(Collected data)
◆ ◆ ◆ ◆
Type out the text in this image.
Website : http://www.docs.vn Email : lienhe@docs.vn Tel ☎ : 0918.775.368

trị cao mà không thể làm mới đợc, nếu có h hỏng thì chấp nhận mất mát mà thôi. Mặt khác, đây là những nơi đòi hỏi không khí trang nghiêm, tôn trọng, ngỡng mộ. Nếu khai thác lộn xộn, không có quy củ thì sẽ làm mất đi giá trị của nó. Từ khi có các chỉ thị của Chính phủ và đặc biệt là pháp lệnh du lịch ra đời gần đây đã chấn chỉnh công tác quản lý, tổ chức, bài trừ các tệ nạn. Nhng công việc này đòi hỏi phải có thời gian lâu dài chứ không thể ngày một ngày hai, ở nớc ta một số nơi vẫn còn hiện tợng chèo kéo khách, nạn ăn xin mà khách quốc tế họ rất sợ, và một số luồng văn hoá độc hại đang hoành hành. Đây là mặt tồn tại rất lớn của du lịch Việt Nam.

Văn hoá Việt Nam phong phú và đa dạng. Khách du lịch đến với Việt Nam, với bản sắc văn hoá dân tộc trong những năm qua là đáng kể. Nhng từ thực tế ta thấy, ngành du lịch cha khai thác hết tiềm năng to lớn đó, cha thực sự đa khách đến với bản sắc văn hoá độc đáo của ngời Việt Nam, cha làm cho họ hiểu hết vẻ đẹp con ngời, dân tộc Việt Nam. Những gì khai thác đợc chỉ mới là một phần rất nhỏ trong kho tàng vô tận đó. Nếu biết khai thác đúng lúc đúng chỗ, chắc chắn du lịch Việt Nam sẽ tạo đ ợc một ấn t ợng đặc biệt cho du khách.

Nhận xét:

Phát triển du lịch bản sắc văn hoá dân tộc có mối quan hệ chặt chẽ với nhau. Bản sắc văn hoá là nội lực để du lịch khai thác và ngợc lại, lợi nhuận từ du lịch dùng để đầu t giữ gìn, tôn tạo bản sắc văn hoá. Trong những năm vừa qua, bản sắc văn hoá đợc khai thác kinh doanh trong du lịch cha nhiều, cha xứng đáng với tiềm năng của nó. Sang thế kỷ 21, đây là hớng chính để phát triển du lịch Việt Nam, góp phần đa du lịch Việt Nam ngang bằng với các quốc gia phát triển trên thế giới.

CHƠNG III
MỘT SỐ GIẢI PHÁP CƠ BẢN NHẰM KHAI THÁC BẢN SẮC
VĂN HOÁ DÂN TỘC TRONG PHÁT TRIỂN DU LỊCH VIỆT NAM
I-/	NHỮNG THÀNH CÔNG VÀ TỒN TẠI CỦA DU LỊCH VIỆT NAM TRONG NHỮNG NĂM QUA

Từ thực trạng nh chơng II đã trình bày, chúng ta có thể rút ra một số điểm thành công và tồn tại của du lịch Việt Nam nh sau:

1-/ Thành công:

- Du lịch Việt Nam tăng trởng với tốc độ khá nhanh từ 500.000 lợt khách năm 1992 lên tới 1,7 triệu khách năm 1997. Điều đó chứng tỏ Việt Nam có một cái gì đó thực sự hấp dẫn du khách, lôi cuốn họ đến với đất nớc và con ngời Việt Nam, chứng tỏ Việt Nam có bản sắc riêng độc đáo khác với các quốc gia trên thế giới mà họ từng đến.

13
◆ ◆ ◆ ◆
What you need to do
Copy out the lines that hold "thực".

Result of the task
Văn hoá Việt Nam phong phú và đa dạng. Khách du lịch đến với Việt Nam, với bản sắc văn hoá dân tộc trong những năm qua là đáng kể. Nhng từ thực tế ta thấy, ngành du lịch cha khai thác hết tiềm năng to lớn đó, cha thực sự đa khách đến với bản sắc văn hoá độc đáo của ngời Việt Nam, cha làm cho họ hiểu hết vẻ đẹp con ngời, dân tộc Việt Nam. Những gì khai thác đợc chỉ mới là một phần rất nhỏ trong kho tàng vô tận đó. Nếu biết khai thác đúng lúc đúng chỗ, chắc chắn du lịch Việt Nam sẽ tạo đ ợc một ấn t ợng đặc biệt cho du khách.
Từ thực trạng nh chơng II đã trình bày, chúng ta có thể rút ra một số điểm thành công và tồn tại của du lịch Việt Nam nh sau:
- Du lịch Việt Nam tăng trởng với tốc độ khá nhanh từ 500.000 lợt khách năm 1992 lên tới 1,7 triệu khách năm 1997. Điều đó chứng tỏ Việt Nam có một cái gì đó thực sự hấp dẫn du khách, lôi cuốn họ đến với đất nớc và con ngời Việt Nam, chứng tỏ Việt Nam có bản sắc riêng độc đáo khác với các quốc gia trên thế giới mà họ từng đến.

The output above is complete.